* **TASK DESCRIPTION**
Find the string "peut" in the data, then copy every line where it is found.

------ GIVEN ENTRIES ------

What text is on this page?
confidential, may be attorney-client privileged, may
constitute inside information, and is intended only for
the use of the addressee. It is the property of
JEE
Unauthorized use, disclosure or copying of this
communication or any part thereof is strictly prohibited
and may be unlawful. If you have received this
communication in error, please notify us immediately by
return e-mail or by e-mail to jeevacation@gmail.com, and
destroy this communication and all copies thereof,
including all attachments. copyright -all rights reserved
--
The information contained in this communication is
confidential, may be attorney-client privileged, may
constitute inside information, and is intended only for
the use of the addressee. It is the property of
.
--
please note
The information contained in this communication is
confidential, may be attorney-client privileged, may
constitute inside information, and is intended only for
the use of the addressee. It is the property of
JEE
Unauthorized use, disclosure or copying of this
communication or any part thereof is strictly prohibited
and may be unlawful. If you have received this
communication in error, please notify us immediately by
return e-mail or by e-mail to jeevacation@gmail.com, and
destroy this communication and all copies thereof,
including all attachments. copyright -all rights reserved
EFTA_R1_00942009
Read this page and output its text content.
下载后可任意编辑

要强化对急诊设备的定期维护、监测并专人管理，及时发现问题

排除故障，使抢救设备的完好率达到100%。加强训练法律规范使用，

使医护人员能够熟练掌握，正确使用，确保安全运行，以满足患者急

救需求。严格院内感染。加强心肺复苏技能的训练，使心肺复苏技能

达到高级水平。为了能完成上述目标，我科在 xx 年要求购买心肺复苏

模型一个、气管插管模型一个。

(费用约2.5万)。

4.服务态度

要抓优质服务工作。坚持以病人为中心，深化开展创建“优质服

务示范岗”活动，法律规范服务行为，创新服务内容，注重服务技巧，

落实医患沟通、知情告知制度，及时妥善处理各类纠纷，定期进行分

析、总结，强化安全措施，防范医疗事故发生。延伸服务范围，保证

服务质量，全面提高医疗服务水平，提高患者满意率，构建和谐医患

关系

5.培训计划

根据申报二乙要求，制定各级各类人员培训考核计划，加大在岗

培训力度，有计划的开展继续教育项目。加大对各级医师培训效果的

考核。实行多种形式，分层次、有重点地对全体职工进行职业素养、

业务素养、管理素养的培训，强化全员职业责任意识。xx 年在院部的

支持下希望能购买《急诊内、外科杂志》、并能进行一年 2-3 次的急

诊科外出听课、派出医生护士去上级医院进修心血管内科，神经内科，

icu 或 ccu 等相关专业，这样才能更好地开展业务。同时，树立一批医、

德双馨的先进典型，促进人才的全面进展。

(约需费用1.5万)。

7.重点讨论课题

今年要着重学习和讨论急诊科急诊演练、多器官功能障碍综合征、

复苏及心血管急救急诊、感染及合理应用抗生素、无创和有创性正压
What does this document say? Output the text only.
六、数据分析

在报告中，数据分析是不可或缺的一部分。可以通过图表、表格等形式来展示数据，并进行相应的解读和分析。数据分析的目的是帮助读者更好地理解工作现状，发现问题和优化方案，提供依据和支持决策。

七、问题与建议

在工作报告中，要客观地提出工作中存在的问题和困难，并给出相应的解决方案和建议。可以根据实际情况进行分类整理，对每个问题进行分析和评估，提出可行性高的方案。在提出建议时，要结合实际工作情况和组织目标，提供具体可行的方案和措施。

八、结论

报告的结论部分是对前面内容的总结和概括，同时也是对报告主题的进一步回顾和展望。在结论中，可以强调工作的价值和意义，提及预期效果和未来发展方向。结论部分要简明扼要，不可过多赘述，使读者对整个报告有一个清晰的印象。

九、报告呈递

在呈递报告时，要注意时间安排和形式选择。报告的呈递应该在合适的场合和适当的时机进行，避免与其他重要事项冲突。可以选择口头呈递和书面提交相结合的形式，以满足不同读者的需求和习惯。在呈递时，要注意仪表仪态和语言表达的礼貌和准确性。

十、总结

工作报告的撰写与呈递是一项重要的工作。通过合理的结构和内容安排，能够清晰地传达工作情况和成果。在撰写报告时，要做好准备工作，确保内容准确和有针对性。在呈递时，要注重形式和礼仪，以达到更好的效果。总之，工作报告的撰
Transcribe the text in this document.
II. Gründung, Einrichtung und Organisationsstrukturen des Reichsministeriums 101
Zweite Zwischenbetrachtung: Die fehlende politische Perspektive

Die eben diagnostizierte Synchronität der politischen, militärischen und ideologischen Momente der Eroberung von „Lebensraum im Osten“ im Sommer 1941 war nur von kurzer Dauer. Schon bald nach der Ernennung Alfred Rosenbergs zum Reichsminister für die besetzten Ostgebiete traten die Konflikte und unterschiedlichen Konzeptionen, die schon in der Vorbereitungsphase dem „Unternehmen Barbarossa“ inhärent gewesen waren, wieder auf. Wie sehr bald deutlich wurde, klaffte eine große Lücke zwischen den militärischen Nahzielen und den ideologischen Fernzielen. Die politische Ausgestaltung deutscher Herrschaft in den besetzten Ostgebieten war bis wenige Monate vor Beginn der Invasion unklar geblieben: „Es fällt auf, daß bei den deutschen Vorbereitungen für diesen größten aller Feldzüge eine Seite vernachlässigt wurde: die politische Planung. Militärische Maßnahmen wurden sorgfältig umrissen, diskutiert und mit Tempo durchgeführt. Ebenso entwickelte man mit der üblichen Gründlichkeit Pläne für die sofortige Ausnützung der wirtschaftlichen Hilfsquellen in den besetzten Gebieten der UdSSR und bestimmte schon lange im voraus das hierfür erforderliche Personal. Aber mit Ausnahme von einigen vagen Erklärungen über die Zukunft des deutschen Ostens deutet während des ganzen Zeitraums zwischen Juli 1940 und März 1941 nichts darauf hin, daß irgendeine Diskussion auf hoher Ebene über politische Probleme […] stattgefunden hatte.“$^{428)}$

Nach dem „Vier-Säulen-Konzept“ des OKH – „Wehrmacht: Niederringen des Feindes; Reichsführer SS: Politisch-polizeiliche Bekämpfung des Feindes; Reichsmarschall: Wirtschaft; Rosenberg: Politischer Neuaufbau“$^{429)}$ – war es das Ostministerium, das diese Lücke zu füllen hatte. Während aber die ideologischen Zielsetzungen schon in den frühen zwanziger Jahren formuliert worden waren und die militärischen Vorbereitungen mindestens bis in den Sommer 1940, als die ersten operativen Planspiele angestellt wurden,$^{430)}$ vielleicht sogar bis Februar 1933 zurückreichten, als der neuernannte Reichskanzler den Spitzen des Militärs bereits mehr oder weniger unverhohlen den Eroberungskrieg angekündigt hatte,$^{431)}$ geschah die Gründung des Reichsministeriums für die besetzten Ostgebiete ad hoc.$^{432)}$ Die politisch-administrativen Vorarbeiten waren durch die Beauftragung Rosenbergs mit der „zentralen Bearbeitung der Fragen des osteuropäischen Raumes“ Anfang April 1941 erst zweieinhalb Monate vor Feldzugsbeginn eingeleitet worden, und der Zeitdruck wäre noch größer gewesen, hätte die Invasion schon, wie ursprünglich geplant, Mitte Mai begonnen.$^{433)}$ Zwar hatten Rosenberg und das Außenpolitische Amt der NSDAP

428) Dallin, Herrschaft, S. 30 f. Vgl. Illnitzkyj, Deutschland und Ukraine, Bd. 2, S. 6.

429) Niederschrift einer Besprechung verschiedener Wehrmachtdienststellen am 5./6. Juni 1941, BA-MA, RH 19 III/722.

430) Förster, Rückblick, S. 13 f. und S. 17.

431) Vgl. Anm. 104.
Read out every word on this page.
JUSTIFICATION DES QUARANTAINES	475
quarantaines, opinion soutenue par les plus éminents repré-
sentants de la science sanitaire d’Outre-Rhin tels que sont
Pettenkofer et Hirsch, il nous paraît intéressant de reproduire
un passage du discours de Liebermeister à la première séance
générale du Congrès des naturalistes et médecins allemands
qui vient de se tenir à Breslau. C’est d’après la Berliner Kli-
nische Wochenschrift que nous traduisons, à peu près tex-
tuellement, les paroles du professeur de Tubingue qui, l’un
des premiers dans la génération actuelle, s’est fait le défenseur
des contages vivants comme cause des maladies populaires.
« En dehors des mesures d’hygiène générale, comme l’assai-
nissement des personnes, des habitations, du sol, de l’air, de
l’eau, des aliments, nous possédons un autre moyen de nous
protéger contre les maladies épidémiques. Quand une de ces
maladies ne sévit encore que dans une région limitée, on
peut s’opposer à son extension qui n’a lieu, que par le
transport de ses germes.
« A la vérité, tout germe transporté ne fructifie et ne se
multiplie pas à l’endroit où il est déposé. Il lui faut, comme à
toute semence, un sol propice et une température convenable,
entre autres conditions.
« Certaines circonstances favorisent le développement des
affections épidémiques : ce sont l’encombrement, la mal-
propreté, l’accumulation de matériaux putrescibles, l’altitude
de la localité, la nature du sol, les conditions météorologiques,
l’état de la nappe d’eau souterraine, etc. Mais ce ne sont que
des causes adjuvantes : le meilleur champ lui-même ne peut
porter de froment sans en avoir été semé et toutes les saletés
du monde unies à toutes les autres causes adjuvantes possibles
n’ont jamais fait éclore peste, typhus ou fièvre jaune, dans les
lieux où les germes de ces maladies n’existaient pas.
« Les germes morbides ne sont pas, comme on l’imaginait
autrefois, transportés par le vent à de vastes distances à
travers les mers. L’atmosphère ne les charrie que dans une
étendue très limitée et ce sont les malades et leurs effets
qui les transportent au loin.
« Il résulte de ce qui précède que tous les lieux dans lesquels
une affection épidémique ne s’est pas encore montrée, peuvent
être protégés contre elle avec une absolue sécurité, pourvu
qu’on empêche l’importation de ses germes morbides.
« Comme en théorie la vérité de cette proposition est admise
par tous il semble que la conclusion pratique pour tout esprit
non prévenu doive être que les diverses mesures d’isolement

------

* **EXERCISE RESULT**
peut s’opposer à son extension qui n’a lieu, que par le
des causes adjuvantes : le meilleur champ lui-même ne peut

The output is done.